## Aim
Pick out the lines containing "this".

## Data provided
____________________
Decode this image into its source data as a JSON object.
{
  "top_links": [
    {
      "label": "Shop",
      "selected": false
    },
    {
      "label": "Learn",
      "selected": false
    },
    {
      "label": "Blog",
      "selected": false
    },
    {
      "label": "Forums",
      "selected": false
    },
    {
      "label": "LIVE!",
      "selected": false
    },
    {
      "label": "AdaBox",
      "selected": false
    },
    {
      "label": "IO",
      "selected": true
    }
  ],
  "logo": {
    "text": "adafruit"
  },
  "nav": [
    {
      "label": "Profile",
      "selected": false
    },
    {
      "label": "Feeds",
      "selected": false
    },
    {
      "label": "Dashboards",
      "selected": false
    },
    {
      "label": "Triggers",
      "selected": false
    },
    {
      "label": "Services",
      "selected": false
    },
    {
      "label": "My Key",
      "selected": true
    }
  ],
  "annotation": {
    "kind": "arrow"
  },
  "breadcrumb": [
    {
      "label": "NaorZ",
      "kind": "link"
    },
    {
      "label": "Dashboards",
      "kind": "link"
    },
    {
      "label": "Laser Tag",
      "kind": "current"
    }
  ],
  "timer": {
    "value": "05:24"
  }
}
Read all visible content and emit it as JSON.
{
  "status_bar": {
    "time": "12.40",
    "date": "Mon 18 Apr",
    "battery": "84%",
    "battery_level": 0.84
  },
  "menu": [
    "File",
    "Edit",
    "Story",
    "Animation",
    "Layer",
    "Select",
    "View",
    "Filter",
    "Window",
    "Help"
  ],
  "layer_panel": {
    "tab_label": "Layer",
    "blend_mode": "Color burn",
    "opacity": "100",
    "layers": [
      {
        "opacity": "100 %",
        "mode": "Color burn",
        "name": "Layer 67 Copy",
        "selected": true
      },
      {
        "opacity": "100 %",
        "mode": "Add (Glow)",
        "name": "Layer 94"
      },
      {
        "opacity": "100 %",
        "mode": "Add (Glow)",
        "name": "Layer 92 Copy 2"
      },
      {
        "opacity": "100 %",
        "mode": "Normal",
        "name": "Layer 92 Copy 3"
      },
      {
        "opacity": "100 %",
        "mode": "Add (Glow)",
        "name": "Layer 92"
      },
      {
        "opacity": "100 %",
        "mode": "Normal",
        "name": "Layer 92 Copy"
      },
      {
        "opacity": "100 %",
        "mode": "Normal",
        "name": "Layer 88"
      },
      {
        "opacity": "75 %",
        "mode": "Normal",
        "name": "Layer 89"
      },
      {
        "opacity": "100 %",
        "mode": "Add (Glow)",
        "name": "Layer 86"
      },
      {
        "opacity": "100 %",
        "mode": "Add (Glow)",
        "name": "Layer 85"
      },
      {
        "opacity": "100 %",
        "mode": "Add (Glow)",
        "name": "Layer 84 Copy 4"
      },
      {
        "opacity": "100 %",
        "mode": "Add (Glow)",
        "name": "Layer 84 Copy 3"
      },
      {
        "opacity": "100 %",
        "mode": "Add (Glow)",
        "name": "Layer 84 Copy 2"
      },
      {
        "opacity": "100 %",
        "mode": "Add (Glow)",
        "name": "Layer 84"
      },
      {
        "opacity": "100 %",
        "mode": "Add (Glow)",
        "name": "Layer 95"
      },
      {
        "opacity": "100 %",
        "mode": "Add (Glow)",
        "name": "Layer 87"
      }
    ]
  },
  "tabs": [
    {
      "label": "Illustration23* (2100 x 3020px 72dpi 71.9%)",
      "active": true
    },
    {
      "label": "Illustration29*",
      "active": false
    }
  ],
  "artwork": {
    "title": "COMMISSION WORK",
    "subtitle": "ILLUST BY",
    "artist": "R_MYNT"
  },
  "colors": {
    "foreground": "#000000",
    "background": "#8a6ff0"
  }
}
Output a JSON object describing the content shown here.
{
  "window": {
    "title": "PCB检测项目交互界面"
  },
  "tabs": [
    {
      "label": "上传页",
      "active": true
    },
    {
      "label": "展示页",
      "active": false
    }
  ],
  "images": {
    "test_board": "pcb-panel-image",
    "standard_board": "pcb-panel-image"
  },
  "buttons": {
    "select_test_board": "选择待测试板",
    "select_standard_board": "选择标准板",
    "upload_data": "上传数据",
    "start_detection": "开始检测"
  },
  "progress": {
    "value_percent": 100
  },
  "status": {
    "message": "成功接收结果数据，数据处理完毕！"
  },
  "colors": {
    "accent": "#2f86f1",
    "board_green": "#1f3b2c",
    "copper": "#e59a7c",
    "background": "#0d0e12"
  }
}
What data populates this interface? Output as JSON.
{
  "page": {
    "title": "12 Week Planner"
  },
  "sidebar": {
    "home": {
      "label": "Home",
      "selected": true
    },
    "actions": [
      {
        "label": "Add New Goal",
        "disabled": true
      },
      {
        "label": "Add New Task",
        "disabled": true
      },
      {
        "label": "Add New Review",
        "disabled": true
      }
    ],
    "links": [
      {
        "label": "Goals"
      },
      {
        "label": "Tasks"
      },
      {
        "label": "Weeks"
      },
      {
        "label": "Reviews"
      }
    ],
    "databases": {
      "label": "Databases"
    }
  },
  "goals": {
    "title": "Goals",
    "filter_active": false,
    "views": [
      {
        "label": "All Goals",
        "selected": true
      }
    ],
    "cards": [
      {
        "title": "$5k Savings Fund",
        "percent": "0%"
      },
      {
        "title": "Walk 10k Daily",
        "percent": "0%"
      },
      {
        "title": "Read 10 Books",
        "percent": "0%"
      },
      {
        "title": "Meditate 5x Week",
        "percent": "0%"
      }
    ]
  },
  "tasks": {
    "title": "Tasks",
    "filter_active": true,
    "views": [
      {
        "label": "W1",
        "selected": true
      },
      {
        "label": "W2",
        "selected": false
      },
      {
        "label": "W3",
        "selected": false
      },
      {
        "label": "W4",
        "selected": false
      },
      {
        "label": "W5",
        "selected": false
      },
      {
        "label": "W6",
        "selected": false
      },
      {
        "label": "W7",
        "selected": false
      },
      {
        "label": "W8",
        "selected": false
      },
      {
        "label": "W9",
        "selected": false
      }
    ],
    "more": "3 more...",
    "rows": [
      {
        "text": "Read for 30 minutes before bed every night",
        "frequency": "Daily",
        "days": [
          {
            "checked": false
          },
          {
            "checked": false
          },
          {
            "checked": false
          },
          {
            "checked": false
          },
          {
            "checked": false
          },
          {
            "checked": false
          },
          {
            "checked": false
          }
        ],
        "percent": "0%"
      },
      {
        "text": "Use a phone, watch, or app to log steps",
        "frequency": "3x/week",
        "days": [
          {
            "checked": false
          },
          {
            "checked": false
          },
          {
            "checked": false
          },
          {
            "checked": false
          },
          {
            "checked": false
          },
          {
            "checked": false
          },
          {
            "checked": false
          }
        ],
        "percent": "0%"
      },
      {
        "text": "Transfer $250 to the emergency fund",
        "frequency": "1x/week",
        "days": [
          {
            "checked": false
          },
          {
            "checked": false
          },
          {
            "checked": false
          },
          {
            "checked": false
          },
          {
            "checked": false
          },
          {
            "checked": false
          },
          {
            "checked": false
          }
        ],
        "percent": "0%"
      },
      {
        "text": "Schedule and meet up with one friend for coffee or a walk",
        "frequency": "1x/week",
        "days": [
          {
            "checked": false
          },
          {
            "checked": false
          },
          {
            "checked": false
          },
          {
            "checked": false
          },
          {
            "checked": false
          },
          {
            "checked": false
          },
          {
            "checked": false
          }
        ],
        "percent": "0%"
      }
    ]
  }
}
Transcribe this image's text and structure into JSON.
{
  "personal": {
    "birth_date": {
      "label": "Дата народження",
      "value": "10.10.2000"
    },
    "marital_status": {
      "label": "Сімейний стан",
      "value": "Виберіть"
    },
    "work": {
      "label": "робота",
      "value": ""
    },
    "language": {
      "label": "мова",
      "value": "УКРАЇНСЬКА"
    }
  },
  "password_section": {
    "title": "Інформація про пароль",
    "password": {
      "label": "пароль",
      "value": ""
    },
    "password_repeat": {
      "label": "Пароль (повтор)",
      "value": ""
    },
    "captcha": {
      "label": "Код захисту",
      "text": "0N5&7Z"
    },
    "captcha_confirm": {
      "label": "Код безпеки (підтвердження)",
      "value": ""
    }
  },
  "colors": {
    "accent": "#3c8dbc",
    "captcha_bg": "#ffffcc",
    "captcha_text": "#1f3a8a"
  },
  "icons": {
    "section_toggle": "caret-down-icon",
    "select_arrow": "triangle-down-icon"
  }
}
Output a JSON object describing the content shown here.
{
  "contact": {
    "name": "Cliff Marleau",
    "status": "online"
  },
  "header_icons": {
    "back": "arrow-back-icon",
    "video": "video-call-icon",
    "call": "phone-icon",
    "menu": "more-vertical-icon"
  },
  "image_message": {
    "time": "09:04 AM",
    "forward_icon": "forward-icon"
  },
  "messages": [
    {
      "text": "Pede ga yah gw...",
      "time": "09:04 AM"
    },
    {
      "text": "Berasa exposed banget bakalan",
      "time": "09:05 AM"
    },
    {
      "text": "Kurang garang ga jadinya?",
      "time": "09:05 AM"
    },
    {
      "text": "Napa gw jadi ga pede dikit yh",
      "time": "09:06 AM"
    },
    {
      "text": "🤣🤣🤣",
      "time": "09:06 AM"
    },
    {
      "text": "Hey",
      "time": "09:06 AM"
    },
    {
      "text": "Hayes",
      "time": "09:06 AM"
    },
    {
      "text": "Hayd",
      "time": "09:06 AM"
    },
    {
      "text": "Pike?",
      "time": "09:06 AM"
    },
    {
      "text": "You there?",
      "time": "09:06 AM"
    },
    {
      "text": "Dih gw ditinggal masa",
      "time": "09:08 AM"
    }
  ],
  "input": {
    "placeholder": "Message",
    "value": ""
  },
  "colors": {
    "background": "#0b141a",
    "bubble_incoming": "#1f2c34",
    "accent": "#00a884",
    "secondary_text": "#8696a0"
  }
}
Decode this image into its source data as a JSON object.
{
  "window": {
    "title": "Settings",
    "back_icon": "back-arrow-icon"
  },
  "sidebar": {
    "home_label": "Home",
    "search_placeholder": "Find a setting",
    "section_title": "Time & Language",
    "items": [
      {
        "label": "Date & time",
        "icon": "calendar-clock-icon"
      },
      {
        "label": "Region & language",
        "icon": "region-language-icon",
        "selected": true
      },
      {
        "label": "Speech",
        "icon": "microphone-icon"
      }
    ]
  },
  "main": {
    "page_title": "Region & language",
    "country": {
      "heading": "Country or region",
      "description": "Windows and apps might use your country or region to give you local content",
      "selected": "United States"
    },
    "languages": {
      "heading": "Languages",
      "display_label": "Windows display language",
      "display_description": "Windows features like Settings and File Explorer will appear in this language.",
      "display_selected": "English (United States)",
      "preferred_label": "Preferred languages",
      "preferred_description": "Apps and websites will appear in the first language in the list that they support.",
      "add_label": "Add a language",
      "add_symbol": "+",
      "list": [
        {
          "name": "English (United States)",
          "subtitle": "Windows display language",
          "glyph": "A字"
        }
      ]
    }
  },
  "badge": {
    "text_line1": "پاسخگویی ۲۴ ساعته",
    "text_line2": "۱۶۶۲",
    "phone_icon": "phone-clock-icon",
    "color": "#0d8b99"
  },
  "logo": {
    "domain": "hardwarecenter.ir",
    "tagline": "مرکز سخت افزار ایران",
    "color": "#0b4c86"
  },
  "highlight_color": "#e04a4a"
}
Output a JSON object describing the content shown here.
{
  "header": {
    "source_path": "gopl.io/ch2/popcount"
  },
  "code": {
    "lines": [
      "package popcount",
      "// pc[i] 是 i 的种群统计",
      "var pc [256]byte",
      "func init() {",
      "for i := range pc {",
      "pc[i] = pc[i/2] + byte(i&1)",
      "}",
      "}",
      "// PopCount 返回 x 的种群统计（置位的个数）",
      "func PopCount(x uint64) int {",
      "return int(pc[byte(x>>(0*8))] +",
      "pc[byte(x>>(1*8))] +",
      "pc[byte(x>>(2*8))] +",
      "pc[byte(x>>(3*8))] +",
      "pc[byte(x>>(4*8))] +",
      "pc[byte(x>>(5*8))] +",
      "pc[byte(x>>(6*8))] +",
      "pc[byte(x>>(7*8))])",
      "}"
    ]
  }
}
____________________
## Full response
Decode this image into its source data as a JSON object.
What data populates this interface? Output as JSON.
Transcribe this image's text and structure into JSON.
Decode this image into its source data as a JSON object.
      "display_description": "Windows features like Settings and File Explorer will appear in this language.",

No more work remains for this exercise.